[Rows from a dataset]
# # # # #

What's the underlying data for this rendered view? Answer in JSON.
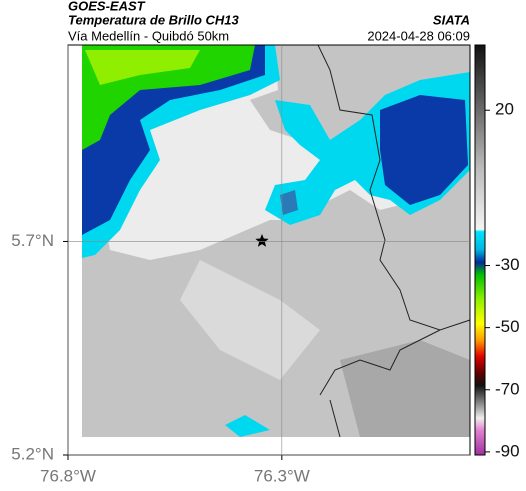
{
  "header": {
    "satellite": "GOES-EAST",
    "product": "Temperatura de Brillo CH13",
    "region": "Vía Medellín - Quibdó 50km",
    "source": "SIATA",
    "datetime": "2024-04-28 06:09"
  },
  "map": {
    "xlim": [
      -76.8,
      -75.86
    ],
    "ylim": [
      5.2,
      6.16
    ],
    "xticks": [
      {
        "value": -76.8,
        "label": "76.8°W"
      },
      {
        "value": -76.3,
        "label": "76.3°W"
      }
    ],
    "yticks": [
      {
        "value": 5.7,
        "label": "5.7°N"
      },
      {
        "value": 5.2,
        "label": "5.2°N"
      }
    ],
    "grid": true
  },
  "colorbar": {
    "lim": [
      -91,
      41
    ],
    "ticks": [
      20,
      -30,
      -50,
      -70,
      -90
    ]
  }
}
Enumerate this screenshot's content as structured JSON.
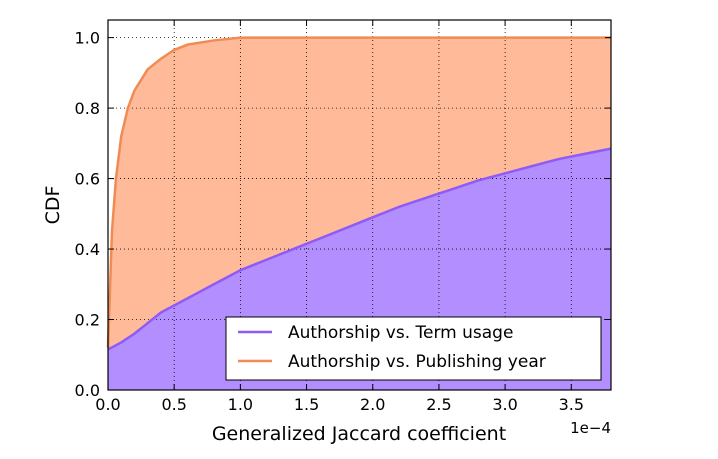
{
  "chart_data": {
    "type": "area",
    "xlabel": "Generalized Jaccard coefficient",
    "ylabel": "CDF",
    "x_offset_label": "1e−4",
    "xlim": [
      0.0,
      3.8
    ],
    "ylim": [
      0.0,
      1.05
    ],
    "x_ticks": [
      "0.0",
      "0.5",
      "1.0",
      "1.5",
      "2.0",
      "2.5",
      "3.0",
      "3.5"
    ],
    "y_ticks": [
      "0.0",
      "0.2",
      "0.4",
      "0.6",
      "0.8",
      "1.0"
    ],
    "grid": true,
    "legend_position": "lower-right",
    "series": [
      {
        "name": "Authorship vs. Term usage",
        "line_color": "#8e5cf5",
        "fill_color": "#b38eff",
        "x": [
          0.0,
          0.1,
          0.2,
          0.3,
          0.4,
          0.5,
          0.6,
          0.7,
          0.8,
          0.9,
          1.0,
          1.2,
          1.4,
          1.6,
          1.8,
          2.0,
          2.2,
          2.4,
          2.6,
          2.8,
          3.0,
          3.2,
          3.4,
          3.6,
          3.8
        ],
        "values": [
          0.115,
          0.135,
          0.16,
          0.19,
          0.22,
          0.24,
          0.26,
          0.28,
          0.3,
          0.32,
          0.34,
          0.37,
          0.4,
          0.43,
          0.46,
          0.49,
          0.52,
          0.545,
          0.57,
          0.595,
          0.615,
          0.635,
          0.655,
          0.67,
          0.685
        ]
      },
      {
        "name": "Authorship vs. Publishing year",
        "line_color": "#f08b55",
        "fill_color": "#ffbb99",
        "x": [
          0.0,
          0.03,
          0.06,
          0.1,
          0.15,
          0.2,
          0.25,
          0.3,
          0.4,
          0.5,
          0.6,
          0.8,
          1.0,
          1.5,
          2.0,
          3.0,
          3.8
        ],
        "values": [
          0.12,
          0.45,
          0.6,
          0.72,
          0.8,
          0.85,
          0.88,
          0.91,
          0.94,
          0.965,
          0.98,
          0.992,
          1.0,
          1.0,
          1.0,
          1.0,
          1.0
        ]
      }
    ]
  }
}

# # # # #

__Given instruction__
Each entry must be retyped word for word, with every image omitted.

__Answer below__
What's the underlying data for this rendered view? Answer in JSON.
{
  "header": {
    "satellite": "GOES-EAST",
    "product": "Temperatura de Brillo CH13",
    "region": "Vía Medellín - Quibdó 50km",
    "source": "SIATA",
    "datetime": "2024-04-28 06:09"
  },
  "map": {
    "xlim": [
      -76.8,
      -75.86
    ],
    "ylim": [
      5.2,
      6.16
    ],
    "xticks": [
      {
        "value": -76.8,
        "label": "76.8°W"
      },
      {
        "value": -76.3,
        "label": "76.3°W"
      }
    ],
    "yticks": [
      {
        "value": 5.7,
        "label": "5.7°N"
      },
      {
        "value": 5.2,
        "label": "5.2°N"
      }
    ],
    "grid": true
  },
  "colorbar": {
    "lim": [
      -91,
      41
    ],
    "ticks": [
      20,
      -30,
      -50,
      -70,
      -90
    ]
  }
}
Enumerate this screenshot's content as structured JSON.
{
  "chart_data": {
    "type": "area",
    "xlabel": "Generalized Jaccard coefficient",
    "ylabel": "CDF",
    "x_offset_label": "1e−4",
    "xlim": [
      0.0,
      3.8
    ],
    "ylim": [
      0.0,
      1.05
    ],
    "x_ticks": [
      "0.0",
      "0.5",
      "1.0",
      "1.5",
      "2.0",
      "2.5",
      "3.0",
      "3.5"
    ],
    "y_ticks": [
      "0.0",
      "0.2",
      "0.4",
      "0.6",
      "0.8",
      "1.0"
    ],
    "grid": true,
    "legend_position": "lower-right",
    "series": [
      {
        "name": "Authorship vs. Term usage",
        "line_color": "#8e5cf5",
        "fill_color": "#b38eff",
        "x": [
          0.0,
          0.1,
          0.2,
          0.3,
          0.4,
          0.5,
          0.6,
          0.7,
          0.8,
          0.9,
          1.0,
          1.2,
          1.4,
          1.6,
          1.8,
          2.0,
          2.2,
          2.4,
          2.6,
          2.8,
          3.0,
          3.2,
          3.4,
          3.6,
          3.8
        ],
        "values": [
          0.115,
          0.135,
          0.16,
          0.19,
          0.22,
          0.24,
          0.26,
          0.28,
          0.3,
          0.32,
          0.34,
          0.37,
          0.4,
          0.43,
          0.46,
          0.49,
          0.52,
          0.545,
          0.57,
          0.595,
          0.615,
          0.635,
          0.655,
          0.67,
          0.685
        ]
      },
      {
        "name": "Authorship vs. Publishing year",
        "line_color": "#f08b55",
        "fill_color": "#ffbb99",
        "x": [
          0.0,
          0.03,
          0.06,
          0.1,
          0.15,
          0.2,
          0.25,
          0.3,
          0.4,
          0.5,
          0.6,
          0.8,
          1.0,
          1.5,
          2.0,
          3.0,
          3.8
        ],
        "values": [
          0.12,
          0.45,
          0.6,
          0.72,
          0.8,
          0.85,
          0.88,
          0.91,
          0.94,
          0.965,
          0.98,
          0.992,
          1.0,
          1.0,
          1.0,
          1.0,
          1.0
        ]
      }
    ]
  }
}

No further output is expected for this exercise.